# [SOURCE PASSAGE]
%%

The bomb that went off outside the Israeli Embassy on Jan. 29 was of very low intensity, was remotely controlled, didn’t have human targets, and shattered the windows of three cars parked nearby, investigators said.

The investigating agencies had recovered a letter from the site of the explosion, addressed to Israeli Ambassador to India Ron Malka. The letter called him a terrorist and a devil, and swore revenge for the deaths of Quds Force founder Qassem Soleimani and veteran Iraqi militant Abu Mahdi al-Muhandis, who were killed in a U.S. drone attack in Baghdad in early January 2020.

The Israeli spy agency Mossad is currently assisting the investigation.

“The investigations are still going on. And these reports are based on some kind of speculations perhaps at this stage. It is very difficult to say whether these reports are true or not true,” Arvind Gupta, a former secretary of India’s National Security Council Secretariat and the director of New Delhi-based think tank Vivekanand International Foundation, told The Epoch Times.

“These reports seem to be based on the theory of needle of suspicion pointing towards Iran. That is quite natural in this kind of circumstances, because given the background and given the long-standing issues between Iran and Israel.

Michael Rubin, a resident scholar specializing in Iran, Turkey, and the broader Middle East at the American Enterprise Institute in Washington, told The Epoch Times in an email: “I can’t comment on the forensic evidence, but the guidance by the Quds Force to strike at Israeli diplomatic properties abroad fits an established pattern. There was an attack on the wife of the Israeli defense attache to India in 2012.

%%

# [DIRECTIVE A]
Do the following statements agree with the embassy blast article? For each, answer yes or no and quote the deciding words of the article exactly.
(i) The bomb was set off by remote control.
(ii) The letter found at the site was addressed to the Israeli spy agency Mossad.
(iii) Michael Rubin said he could comment on the forensic evidence.
# [DIRECTIVE B]
Answer these questions from the embassy blast article, one per line:
(i) How many cars had their windows shattered?
(ii) Which spy agency is assisting the investigation?
(iii) In what year was the wife of the Israeli defense attache to India attacked?
# [DIRECTIVE C]
Reproduce everything in the embassy blast article from "The investigating agencies" down to "The Epoch Times.".

# [PROVIDED MATERIAL]
%%

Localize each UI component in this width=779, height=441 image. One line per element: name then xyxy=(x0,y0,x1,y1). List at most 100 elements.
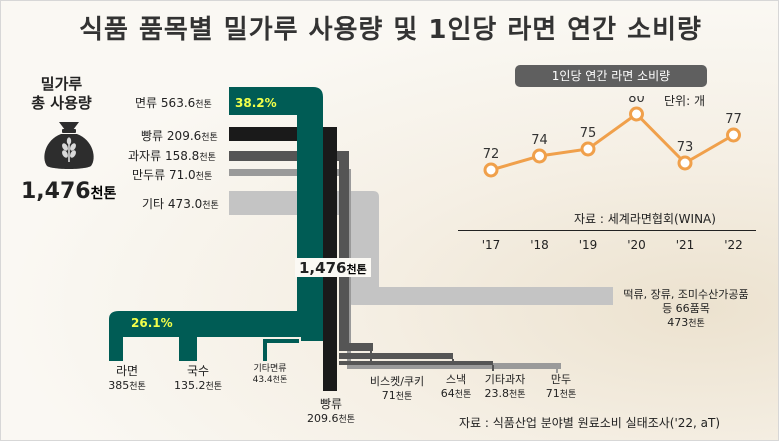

%%

# [WORKED ANSWER A]
(i) Yes: "was remotely controlled"
(ii) No: "addressed to Israeli Ambassador to India Ron Malka"
(iii) No: "I can’t comment on the forensic evidence"

# [WORKED ANSWER B]
(i) Three
(ii) Mossad
(iii) 2012

# [WORKED ANSWER C]
The investigating agencies had recovered a letter from the site of the explosion, addressed to Israeli Ambassador to India Ron Malka. The letter called him a terrorist and a devil, and swore revenge for the deaths of Quds Force founder Qassem Soleimani and veteran Iraqi militant Abu Mahdi al-Muhandis, who were killed in a U.S. drone attack in Baghdad in early January 2020.

The Israeli spy agency Mossad is currently assisting the investigation.

“The investigations are still going on. And these reports are based on some kind of speculations perhaps at this stage. It is very difficult to say whether these reports are true or not true,” Arvind Gupta, a former secretary of India’s National Security Council Secretariat and the director of New Delhi-based think tank Vivekanand International Foundation, told The Epoch Times.